▸ TO DO:
Every record below should be transcribed exactly. Omit the images.

* Start *

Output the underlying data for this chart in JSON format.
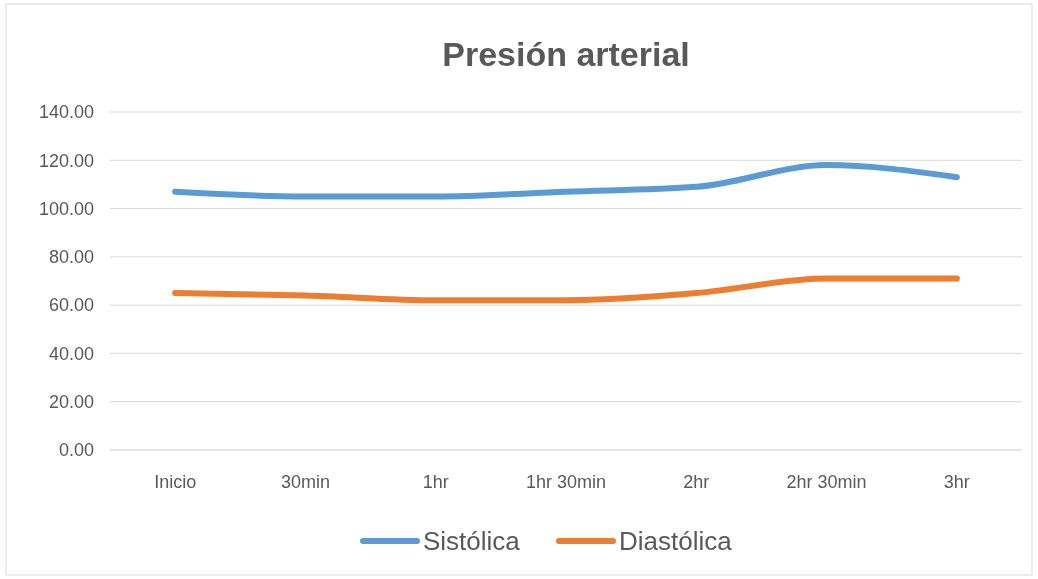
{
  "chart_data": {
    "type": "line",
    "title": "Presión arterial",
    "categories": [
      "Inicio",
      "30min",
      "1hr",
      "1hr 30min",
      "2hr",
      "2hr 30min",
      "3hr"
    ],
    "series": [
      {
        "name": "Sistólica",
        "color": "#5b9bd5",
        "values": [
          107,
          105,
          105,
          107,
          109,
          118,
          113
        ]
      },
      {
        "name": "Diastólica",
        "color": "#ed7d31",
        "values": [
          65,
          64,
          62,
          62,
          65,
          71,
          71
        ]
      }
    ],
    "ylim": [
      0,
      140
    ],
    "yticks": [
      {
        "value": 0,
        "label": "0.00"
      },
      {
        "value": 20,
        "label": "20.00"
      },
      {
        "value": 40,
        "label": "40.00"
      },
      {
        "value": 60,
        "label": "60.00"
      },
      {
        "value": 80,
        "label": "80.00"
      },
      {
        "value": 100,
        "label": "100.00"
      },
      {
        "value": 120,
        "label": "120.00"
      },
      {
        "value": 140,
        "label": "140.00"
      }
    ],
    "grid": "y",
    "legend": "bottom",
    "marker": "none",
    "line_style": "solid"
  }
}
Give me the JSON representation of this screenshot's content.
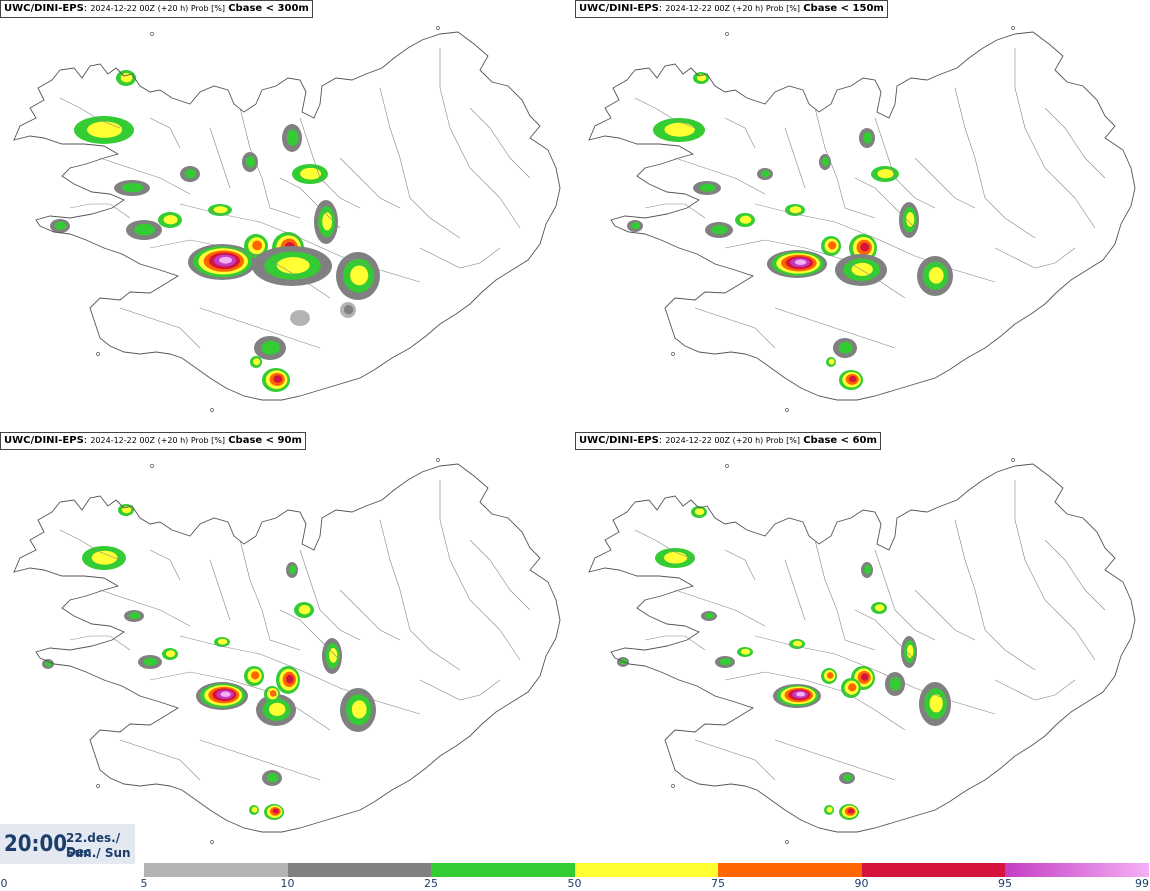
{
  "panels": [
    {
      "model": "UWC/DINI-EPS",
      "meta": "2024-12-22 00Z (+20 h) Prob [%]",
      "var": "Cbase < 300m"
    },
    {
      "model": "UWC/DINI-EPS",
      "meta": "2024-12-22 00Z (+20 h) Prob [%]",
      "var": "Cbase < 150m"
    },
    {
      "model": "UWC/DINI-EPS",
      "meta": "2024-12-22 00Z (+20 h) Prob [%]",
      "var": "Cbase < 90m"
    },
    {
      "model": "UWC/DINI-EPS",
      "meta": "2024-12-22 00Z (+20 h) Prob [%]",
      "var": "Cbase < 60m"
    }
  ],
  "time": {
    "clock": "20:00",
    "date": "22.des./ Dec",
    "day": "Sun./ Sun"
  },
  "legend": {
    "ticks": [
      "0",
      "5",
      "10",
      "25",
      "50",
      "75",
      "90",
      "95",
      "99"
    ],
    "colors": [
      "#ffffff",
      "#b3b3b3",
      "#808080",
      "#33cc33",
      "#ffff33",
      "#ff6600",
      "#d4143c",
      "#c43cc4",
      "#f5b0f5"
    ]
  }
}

* End *

▸ WRITTEN REPLY:
Output the underlying data for this chart in JSON format.
{
  "chart_data": {
    "type": "line",
    "title": "Presión arterial",
    "categories": [
      "Inicio",
      "30min",
      "1hr",
      "1hr 30min",
      "2hr",
      "2hr 30min",
      "3hr"
    ],
    "series": [
      {
        "name": "Sistólica",
        "color": "#5b9bd5",
        "values": [
          107,
          105,
          105,
          107,
          109,
          118,
          113
        ]
      },
      {
        "name": "Diastólica",
        "color": "#ed7d31",
        "values": [
          65,
          64,
          62,
          62,
          65,
          71,
          71
        ]
      }
    ],
    "ylim": [
      0,
      140
    ],
    "yticks": [
      {
        "value": 0,
        "label": "0.00"
      },
      {
        "value": 20,
        "label": "20.00"
      },
      {
        "value": 40,
        "label": "40.00"
      },
      {
        "value": 60,
        "label": "60.00"
      },
      {
        "value": 80,
        "label": "80.00"
      },
      {
        "value": 100,
        "label": "100.00"
      },
      {
        "value": 120,
        "label": "120.00"
      },
      {
        "value": 140,
        "label": "140.00"
      }
    ],
    "grid": "y",
    "legend": "bottom",
    "marker": "none",
    "line_style": "solid"
  }
}
Give me the JSON representation of this screenshot's content.
{
  "panels": [
    {
      "model": "UWC/DINI-EPS",
      "meta": "2024-12-22 00Z (+20 h) Prob [%]",
      "var": "Cbase < 300m"
    },
    {
      "model": "UWC/DINI-EPS",
      "meta": "2024-12-22 00Z (+20 h) Prob [%]",
      "var": "Cbase < 150m"
    },
    {
      "model": "UWC/DINI-EPS",
      "meta": "2024-12-22 00Z (+20 h) Prob [%]",
      "var": "Cbase < 90m"
    },
    {
      "model": "UWC/DINI-EPS",
      "meta": "2024-12-22 00Z (+20 h) Prob [%]",
      "var": "Cbase < 60m"
    }
  ],
  "time": {
    "clock": "20:00",
    "date": "22.des./ Dec",
    "day": "Sun./ Sun"
  },
  "legend": {
    "ticks": [
      "0",
      "5",
      "10",
      "25",
      "50",
      "75",
      "90",
      "95",
      "99"
    ],
    "colors": [
      "#ffffff",
      "#b3b3b3",
      "#808080",
      "#33cc33",
      "#ffff33",
      "#ff6600",
      "#d4143c",
      "#c43cc4",
      "#f5b0f5"
    ]
  }
}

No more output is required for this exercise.